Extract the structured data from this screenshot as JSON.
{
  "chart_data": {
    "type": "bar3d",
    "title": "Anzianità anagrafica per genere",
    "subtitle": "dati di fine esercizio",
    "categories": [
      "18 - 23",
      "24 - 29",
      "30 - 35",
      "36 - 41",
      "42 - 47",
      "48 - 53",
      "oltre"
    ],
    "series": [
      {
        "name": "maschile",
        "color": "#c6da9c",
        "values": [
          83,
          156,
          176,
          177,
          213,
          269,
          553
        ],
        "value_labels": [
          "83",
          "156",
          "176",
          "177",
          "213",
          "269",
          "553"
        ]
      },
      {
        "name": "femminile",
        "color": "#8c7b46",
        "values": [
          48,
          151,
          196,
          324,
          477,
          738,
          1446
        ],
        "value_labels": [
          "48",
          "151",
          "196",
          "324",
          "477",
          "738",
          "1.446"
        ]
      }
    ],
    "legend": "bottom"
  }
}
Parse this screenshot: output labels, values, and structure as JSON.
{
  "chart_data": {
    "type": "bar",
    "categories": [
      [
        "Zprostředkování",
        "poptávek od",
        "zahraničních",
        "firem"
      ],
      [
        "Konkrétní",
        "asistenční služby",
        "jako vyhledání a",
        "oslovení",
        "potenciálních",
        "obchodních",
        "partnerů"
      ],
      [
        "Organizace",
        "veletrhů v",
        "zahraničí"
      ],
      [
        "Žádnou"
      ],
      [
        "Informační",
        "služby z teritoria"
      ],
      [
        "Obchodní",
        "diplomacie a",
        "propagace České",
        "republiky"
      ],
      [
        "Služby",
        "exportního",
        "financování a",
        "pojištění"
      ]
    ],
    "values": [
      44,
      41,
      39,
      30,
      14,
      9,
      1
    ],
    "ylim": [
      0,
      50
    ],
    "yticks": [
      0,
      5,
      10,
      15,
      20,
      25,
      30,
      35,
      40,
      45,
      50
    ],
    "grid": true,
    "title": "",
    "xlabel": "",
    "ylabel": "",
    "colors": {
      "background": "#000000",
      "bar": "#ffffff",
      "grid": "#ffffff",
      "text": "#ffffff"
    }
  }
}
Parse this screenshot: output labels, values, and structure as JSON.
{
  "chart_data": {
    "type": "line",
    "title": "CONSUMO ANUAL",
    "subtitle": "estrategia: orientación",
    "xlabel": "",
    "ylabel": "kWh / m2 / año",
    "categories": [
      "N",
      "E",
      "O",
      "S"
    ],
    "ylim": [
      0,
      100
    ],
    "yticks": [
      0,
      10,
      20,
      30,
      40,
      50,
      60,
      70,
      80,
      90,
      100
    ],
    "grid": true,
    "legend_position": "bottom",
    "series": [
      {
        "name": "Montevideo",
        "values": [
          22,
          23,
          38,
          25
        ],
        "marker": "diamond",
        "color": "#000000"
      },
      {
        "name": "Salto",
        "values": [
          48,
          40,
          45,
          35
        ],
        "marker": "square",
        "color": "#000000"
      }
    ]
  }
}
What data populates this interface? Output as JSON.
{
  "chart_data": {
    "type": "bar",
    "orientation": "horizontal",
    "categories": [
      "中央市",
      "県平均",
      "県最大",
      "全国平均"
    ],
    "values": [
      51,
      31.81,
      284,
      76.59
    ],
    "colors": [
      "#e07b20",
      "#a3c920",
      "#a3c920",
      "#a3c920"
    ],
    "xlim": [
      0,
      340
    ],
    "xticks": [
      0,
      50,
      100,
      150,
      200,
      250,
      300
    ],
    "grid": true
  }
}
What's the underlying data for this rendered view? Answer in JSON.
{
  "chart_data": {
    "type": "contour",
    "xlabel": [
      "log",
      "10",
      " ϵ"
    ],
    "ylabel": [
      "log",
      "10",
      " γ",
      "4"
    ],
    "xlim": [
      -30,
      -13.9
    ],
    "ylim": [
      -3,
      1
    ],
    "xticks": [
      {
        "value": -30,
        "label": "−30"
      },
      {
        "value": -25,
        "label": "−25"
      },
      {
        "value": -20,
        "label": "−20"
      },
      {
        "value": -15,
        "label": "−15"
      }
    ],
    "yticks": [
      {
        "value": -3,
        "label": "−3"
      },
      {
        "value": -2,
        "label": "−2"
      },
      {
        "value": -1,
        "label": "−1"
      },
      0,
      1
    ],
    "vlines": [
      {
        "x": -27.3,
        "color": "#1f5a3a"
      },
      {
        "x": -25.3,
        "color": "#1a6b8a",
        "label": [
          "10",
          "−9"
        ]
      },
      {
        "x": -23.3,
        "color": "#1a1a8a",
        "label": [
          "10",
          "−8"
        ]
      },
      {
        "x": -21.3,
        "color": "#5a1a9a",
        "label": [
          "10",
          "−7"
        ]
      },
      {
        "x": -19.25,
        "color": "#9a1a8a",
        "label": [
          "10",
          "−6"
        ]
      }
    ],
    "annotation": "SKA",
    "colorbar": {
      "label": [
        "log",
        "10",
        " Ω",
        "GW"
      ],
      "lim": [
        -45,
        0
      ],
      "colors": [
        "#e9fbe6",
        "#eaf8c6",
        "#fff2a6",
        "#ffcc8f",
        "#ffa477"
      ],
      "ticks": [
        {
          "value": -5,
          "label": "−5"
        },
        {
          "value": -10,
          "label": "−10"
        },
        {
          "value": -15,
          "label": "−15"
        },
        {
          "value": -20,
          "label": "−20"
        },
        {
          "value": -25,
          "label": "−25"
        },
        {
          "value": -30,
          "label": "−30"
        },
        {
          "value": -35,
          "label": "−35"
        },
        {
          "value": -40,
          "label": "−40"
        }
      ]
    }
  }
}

WHAT IS NEEDED: Exactly as written, please output every entry.

RESULT OF THIS EXERCISE:
Extract the structured data from this screenshot as JSON.
{
  "chart_data": {
    "type": "bar3d",
    "title": "Anzianità anagrafica per genere",
    "subtitle": "dati di fine esercizio",
    "categories": [
      "18 - 23",
      "24 - 29",
      "30 - 35",
      "36 - 41",
      "42 - 47",
      "48 - 53",
      "oltre"
    ],
    "series": [
      {
        "name": "maschile",
        "color": "#c6da9c",
        "values": [
          83,
          156,
          176,
          177,
          213,
          269,
          553
        ],
        "value_labels": [
          "83",
          "156",
          "176",
          "177",
          "213",
          "269",
          "553"
        ]
      },
      {
        "name": "femminile",
        "color": "#8c7b46",
        "values": [
          48,
          151,
          196,
          324,
          477,
          738,
          1446
        ],
        "value_labels": [
          "48",
          "151",
          "196",
          "324",
          "477",
          "738",
          "1.446"
        ]
      }
    ],
    "legend": "bottom"
  }
}
Parse this screenshot: output labels, values, and structure as JSON.
{
  "chart_data": {
    "type": "bar",
    "categories": [
      [
        "Zprostředkování",
        "poptávek od",
        "zahraničních",
        "firem"
      ],
      [
        "Konkrétní",
        "asistenční služby",
        "jako vyhledání a",
        "oslovení",
        "potenciálních",
        "obchodních",
        "partnerů"
      ],
      [
        "Organizace",
        "veletrhů v",
        "zahraničí"
      ],
      [
        "Žádnou"
      ],
      [
        "Informační",
        "služby z teritoria"
      ],
      [
        "Obchodní",
        "diplomacie a",
        "propagace České",
        "republiky"
      ],
      [
        "Služby",
        "exportního",
        "financování a",
        "pojištění"
      ]
    ],
    "values": [
      44,
      41,
      39,
      30,
      14,
      9,
      1
    ],
    "ylim": [
      0,
      50
    ],
    "yticks": [
      0,
      5,
      10,
      15,
      20,
      25,
      30,
      35,
      40,
      45,
      50
    ],
    "grid": true,
    "title": "",
    "xlabel": "",
    "ylabel": "",
    "colors": {
      "background": "#000000",
      "bar": "#ffffff",
      "grid": "#ffffff",
      "text": "#ffffff"
    }
  }
}
Parse this screenshot: output labels, values, and structure as JSON.
{
  "chart_data": {
    "type": "line",
    "title": "CONSUMO ANUAL",
    "subtitle": "estrategia: orientación",
    "xlabel": "",
    "ylabel": "kWh / m2 / año",
    "categories": [
      "N",
      "E",
      "O",
      "S"
    ],
    "ylim": [
      0,
      100
    ],
    "yticks": [
      0,
      10,
      20,
      30,
      40,
      50,
      60,
      70,
      80,
      90,
      100
    ],
    "grid": true,
    "legend_position": "bottom",
    "series": [
      {
        "name": "Montevideo",
        "values": [
          22,
          23,
          38,
          25
        ],
        "marker": "diamond",
        "color": "#000000"
      },
      {
        "name": "Salto",
        "values": [
          48,
          40,
          45,
          35
        ],
        "marker": "square",
        "color": "#000000"
      }
    ]
  }
}
What data populates this interface? Output as JSON.
{
  "chart_data": {
    "type": "bar",
    "orientation": "horizontal",
    "categories": [
      "中央市",
      "県平均",
      "県最大",
      "全国平均"
    ],
    "values": [
      51,
      31.81,
      284,
      76.59
    ],
    "colors": [
      "#e07b20",
      "#a3c920",
      "#a3c920",
      "#a3c920"
    ],
    "xlim": [
      0,
      340
    ],
    "xticks": [
      0,
      50,
      100,
      150,
      200,
      250,
      300
    ],
    "grid": true
  }
}
What's the underlying data for this rendered view? Answer in JSON.
{
  "chart_data": {
    "type": "contour",
    "xlabel": [
      "log",
      "10",
      " ϵ"
    ],
    "ylabel": [
      "log",
      "10",
      " γ",
      "4"
    ],
    "xlim": [
      -30,
      -13.9
    ],
    "ylim": [
      -3,
      1
    ],
    "xticks": [
      {
        "value": -30,
        "label": "−30"
      },
      {
        "value": -25,
        "label": "−25"
      },
      {
        "value": -20,
        "label": "−20"
      },
      {
        "value": -15,
        "label": "−15"
      }
    ],
    "yticks": [
      {
        "value": -3,
        "label": "−3"
      },
      {
        "value": -2,
        "label": "−2"
      },
      {
        "value": -1,
        "label": "−1"
      },
      0,
      1
    ],
    "vlines": [
      {
        "x": -27.3,
        "color": "#1f5a3a"
      },
      {
        "x": -25.3,
        "color": "#1a6b8a",
        "label": [
          "10",
          "−9"
        ]
      },
      {
        "x": -23.3,
        "color": "#1a1a8a",
        "label": [
          "10",
          "−8"
        ]
      },
      {
        "x": -21.3,
        "color": "#5a1a9a",
        "label": [
          "10",
          "−7"
        ]
      },
      {
        "x": -19.25,
        "color": "#9a1a8a",
        "label": [
          "10",
          "−6"
        ]
      }
    ],
    "annotation": "SKA",
    "colorbar": {
      "label": [
        "log",
        "10",
        " Ω",
        "GW"
      ],
      "lim": [
        -45,
        0
      ],
      "colors": [
        "#e9fbe6",
        "#eaf8c6",
        "#fff2a6",
        "#ffcc8f",
        "#ffa477"
      ],
      "ticks": [
        {
          "value": -5,
          "label": "−5"
        },
        {
          "value": -10,
          "label": "−10"
        },
        {
          "value": -15,
          "label": "−15"
        },
        {
          "value": -20,
          "label": "−20"
        },
        {
          "value": -25,
          "label": "−25"
        },
        {
          "value": -30,
          "label": "−30"
        },
        {
          "value": -35,
          "label": "−35"
        },
        {
          "value": -40,
          "label": "−40"
        }
      ]
    }
  }
}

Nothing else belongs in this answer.